*Aim*:
Could you print all the entries exactly?

*Data entries*:
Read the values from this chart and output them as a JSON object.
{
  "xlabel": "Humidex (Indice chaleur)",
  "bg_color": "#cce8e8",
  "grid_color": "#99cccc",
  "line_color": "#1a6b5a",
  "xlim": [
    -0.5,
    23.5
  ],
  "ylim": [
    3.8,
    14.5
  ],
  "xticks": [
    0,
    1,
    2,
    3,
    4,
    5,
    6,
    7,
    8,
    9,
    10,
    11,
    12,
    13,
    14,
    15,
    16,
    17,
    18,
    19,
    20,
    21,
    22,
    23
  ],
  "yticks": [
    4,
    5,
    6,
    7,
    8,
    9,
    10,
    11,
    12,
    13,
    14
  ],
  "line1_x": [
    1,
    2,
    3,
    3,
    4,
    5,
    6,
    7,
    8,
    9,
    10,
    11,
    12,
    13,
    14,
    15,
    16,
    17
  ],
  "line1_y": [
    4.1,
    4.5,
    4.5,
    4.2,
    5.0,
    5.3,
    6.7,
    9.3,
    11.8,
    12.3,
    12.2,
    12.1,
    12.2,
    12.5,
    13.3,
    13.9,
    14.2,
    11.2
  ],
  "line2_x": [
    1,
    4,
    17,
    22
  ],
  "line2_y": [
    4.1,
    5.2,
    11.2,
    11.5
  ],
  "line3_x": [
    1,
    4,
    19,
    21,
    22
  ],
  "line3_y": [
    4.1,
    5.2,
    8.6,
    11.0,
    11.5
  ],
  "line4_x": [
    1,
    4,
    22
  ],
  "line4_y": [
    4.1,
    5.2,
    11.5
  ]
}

*Task output*:
Read the values from this chart and output them as a JSON object.
{
  "xlabel": "Humidex (Indice chaleur)",
  "bg_color": "#cce8e8",
  "grid_color": "#99cccc",
  "line_color": "#1a6b5a",
  "xlim": [
    -0.5,
    23.5
  ],
  "ylim": [
    3.8,
    14.5
  ],
  "xticks": [
    0,
    1,
    2,
    3,
    4,
    5,
    6,
    7,
    8,
    9,
    10,
    11,
    12,
    13,
    14,
    15,
    16,
    17,
    18,
    19,
    20,
    21,
    22,
    23
  ],
  "yticks": [
    4,
    5,
    6,
    7,
    8,
    9,
    10,
    11,
    12,
    13,
    14
  ],
  "line1_x": [
    1,
    2,
    3,
    3,
    4,
    5,
    6,
    7,
    8,
    9,
    10,
    11,
    12,
    13,
    14,
    15,
    16,
    17
  ],
  "line1_y": [
    4.1,
    4.5,
    4.5,
    4.2,
    5.0,
    5.3,
    6.7,
    9.3,
    11.8,
    12.3,
    12.2,
    12.1,
    12.2,
    12.5,
    13.3,
    13.9,
    14.2,
    11.2
  ],
  "line2_x": [
    1,
    4,
    17,
    22
  ],
  "line2_y": [
    4.1,
    5.2,
    11.2,
    11.5
  ],
  "line3_x": [
    1,
    4,
    19,
    21,
    22
  ],
  "line3_y": [
    4.1,
    5.2,
    8.6,
    11.0,
    11.5
  ],
  "line4_x": [
    1,
    4,
    22
  ],
  "line4_y": [
    4.1,
    5.2,
    11.5
  ]
}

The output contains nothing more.